WHAT THE TASK REQUIRES: Separate out the lines that hold "Number".

THE INPUT:
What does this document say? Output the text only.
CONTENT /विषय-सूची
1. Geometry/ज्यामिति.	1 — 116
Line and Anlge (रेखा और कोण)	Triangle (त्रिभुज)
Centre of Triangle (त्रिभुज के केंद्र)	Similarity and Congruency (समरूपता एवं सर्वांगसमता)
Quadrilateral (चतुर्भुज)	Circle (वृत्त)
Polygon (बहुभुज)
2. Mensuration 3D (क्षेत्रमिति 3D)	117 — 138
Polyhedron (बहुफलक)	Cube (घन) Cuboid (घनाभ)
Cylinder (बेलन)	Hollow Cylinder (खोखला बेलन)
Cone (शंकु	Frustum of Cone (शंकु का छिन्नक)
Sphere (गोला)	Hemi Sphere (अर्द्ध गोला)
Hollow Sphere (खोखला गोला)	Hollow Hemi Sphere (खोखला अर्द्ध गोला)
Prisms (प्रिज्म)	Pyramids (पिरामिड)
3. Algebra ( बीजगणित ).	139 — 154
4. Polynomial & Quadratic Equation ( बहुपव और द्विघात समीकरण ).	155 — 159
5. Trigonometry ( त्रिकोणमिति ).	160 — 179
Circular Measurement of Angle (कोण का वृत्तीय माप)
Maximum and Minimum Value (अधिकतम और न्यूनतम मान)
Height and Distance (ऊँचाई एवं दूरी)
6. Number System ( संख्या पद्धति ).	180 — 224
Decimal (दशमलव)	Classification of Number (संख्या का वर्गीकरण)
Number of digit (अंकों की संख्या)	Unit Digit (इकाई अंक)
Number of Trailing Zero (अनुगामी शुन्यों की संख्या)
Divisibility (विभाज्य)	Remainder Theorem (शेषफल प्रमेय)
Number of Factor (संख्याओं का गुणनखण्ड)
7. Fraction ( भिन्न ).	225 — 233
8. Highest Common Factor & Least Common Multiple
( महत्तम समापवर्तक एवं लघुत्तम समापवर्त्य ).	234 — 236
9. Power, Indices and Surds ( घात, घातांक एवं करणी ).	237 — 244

EXPECTED ANSWER:
6. Number System ( संख्या पद्धति ).	180 — 224
Decimal (दशमलव)	Classification of Number (संख्या का वर्गीकरण)
Number of digit (अंकों की संख्या)	Unit Digit (इकाई अंक)
Number of Trailing Zero (अनुगामी शुन्यों की संख्या)
Number of Factor (संख्याओं का गुणनखण्ड)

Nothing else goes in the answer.